● **TASK TO CARRY OUT**:
Output every line of the material exactly, omitting images.

Items from a dataset:
— start —

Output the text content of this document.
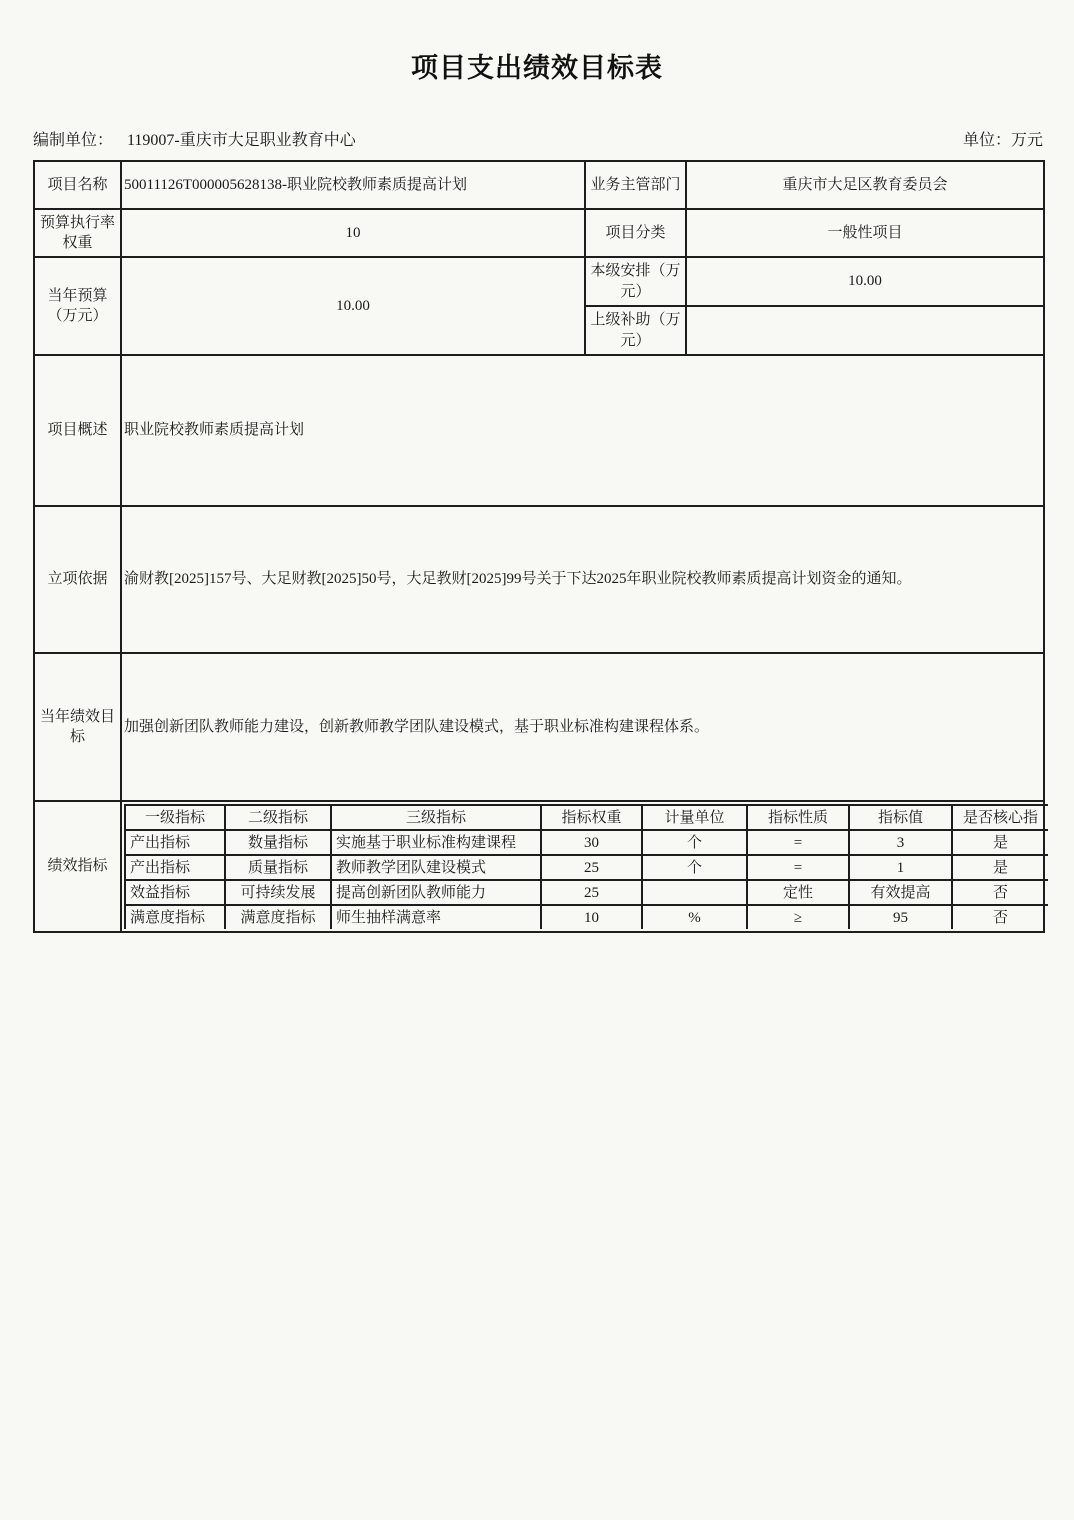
项目支出绩效目标表
编制单位： 119007-重庆市大足职业教育中心	单位：万元
项目名称	50011126T000005628138-职业院校教师素质提高计划	业务主管部门	重庆市大足区教育委员会
预算执行率权重	10	项目分类	一般性项目
当年预算（万元）	10.00	本级安排（万元）	10.00
上级补助（万元）	
项目概述	职业院校教师素质提高计划
立项依据	渝财教[2025]157号、大足财教[2025]50号，大足教财[2025]99号关于下达2025年职业院校教师素质提高计划资金的通知。
当年绩效目标	加强创新团队教师能力建设，创新教师教学团队建设模式，基于职业标准构建课程体系。
绩效指标	
一级指标	二级指标	三级指标	指标权重	计量单位	指标性质	指标值	是否核心指
产出指标	数量指标	实施基于职业标准构建课程	30	个	=	3	是
产出指标	质量指标	教师教学团队建设模式	25	个	=	1	是
效益指标	可持续发展	提高创新团队教师能力	25		定性	有效提高	否
满意度指标	满意度指标	师生抽样满意率	10	%	≥	95	否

— end —

● **OUTPUT BELOW**:
Output the text content of this document.
项目支出绩效目标表
编制单位： 119007-重庆市大足职业教育中心	单位：万元
项目名称	50011126T000005628138-职业院校教师素质提高计划	业务主管部门	重庆市大足区教育委员会
预算执行率权重	10	项目分类	一般性项目
当年预算（万元）	10.00	本级安排（万元）	10.00
上级补助（万元）	
项目概述	职业院校教师素质提高计划
立项依据	渝财教[2025]157号、大足财教[2025]50号，大足教财[2025]99号关于下达2025年职业院校教师素质提高计划资金的通知。
当年绩效目标	加强创新团队教师能力建设，创新教师教学团队建设模式，基于职业标准构建课程体系。
绩效指标	
一级指标	二级指标	三级指标	指标权重	计量单位	指标性质	指标值	是否核心指
产出指标	数量指标	实施基于职业标准构建课程	30	个	=	3	是
产出指标	质量指标	教师教学团队建设模式	25	个	=	1	是
效益指标	可持续发展	提高创新团队教师能力	25		定性	有效提高	否
满意度指标	满意度指标	师生抽样满意率	10	%	≥	95	否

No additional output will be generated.